*** RAW DATA
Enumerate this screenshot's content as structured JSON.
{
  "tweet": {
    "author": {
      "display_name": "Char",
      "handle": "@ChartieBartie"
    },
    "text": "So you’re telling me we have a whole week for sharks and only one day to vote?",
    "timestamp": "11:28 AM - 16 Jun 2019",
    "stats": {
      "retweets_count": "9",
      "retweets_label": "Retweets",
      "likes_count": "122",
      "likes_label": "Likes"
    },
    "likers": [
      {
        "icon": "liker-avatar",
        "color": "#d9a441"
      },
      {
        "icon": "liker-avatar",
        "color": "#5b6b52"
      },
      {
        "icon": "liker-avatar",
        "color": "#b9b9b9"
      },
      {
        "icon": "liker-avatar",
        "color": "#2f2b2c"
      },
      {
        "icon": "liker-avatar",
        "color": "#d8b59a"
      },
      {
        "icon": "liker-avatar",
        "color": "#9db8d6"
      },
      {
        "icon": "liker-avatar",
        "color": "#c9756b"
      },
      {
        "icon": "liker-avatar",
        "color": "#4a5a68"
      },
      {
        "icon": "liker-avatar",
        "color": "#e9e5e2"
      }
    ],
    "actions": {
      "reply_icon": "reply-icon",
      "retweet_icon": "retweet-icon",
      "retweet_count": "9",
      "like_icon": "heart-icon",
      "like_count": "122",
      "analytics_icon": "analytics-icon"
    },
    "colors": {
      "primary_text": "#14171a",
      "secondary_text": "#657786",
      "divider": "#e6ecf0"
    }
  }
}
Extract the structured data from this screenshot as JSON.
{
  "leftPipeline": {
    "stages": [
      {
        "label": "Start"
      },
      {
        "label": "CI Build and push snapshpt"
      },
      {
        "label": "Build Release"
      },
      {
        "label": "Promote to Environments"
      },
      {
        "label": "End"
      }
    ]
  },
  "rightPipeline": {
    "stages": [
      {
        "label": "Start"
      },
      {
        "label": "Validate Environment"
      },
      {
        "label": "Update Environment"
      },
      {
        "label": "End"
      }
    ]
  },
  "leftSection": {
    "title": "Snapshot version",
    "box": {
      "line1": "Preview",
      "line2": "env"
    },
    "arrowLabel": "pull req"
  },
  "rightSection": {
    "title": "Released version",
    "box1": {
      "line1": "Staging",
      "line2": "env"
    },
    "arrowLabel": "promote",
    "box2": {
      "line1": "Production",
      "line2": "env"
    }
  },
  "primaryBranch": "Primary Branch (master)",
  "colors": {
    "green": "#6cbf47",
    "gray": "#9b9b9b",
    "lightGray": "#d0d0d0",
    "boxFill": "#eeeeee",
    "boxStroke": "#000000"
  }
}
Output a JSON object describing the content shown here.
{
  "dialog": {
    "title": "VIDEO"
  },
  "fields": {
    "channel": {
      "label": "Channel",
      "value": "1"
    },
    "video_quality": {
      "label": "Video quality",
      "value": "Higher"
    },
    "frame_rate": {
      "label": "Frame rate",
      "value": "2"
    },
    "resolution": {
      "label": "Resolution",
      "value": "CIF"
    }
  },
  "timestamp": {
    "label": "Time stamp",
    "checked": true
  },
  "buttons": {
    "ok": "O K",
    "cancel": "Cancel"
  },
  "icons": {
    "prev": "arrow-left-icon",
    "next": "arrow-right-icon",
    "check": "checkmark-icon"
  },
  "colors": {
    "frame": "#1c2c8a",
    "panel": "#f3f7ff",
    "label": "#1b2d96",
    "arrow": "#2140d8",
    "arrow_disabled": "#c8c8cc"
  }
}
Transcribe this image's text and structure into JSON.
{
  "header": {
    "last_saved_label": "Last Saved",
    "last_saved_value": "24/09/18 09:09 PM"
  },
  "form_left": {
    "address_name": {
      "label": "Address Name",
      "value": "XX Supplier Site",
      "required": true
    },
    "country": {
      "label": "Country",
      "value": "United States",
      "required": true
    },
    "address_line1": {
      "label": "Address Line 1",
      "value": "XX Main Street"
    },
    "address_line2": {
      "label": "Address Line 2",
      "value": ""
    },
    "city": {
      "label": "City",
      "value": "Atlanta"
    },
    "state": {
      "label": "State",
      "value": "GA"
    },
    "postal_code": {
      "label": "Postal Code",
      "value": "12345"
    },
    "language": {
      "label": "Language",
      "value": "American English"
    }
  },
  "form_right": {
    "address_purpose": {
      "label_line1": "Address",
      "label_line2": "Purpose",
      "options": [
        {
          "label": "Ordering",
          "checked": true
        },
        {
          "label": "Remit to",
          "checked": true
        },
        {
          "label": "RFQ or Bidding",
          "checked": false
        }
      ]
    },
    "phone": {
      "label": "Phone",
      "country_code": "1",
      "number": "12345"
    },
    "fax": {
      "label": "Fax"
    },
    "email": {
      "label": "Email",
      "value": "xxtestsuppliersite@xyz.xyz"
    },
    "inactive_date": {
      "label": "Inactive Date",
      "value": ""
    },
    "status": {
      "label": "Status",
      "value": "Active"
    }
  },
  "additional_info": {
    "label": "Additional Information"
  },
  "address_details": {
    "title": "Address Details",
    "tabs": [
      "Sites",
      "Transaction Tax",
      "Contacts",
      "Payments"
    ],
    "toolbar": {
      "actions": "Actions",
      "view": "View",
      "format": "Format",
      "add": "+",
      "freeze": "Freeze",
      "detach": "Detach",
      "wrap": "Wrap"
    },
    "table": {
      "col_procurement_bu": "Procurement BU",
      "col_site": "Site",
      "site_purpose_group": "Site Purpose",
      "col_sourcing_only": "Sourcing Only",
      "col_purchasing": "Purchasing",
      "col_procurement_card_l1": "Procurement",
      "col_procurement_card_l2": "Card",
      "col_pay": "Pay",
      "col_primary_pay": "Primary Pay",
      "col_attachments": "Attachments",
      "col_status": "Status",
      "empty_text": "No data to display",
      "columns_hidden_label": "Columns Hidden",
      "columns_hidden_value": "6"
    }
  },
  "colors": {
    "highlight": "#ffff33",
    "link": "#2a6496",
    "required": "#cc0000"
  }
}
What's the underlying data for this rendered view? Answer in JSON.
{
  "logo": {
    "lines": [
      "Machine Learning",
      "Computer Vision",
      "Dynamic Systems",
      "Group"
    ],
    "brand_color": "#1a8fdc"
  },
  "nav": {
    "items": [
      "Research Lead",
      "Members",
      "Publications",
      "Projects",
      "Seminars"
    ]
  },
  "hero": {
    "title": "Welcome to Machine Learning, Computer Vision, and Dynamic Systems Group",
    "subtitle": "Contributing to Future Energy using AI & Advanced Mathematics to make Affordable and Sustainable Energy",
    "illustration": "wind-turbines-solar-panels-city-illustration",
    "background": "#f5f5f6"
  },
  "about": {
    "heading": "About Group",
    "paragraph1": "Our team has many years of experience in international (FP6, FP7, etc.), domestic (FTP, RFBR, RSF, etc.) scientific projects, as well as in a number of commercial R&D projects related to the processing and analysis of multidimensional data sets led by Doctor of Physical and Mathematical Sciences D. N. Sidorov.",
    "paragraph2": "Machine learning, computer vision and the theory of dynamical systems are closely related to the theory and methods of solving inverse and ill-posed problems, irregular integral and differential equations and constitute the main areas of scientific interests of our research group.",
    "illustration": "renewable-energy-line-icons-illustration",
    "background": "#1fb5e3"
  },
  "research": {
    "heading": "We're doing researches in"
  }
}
******
YOUR GOAL — Show the lines of the data that hold the word "number".

EXERCISE OUTPUT —
      "number": "12345"
    "paragraph1": "Our team has many years of experience in international (FP6, FP7, etc.), domestic (FTP, RFBR, RSF, etc.) scientific projects, as well as in a number of commercial R&D projects related to the processing and analysis of multidimensional data sets led by Doctor of Physical and Mathematical Sciences D. N. Sidorov.",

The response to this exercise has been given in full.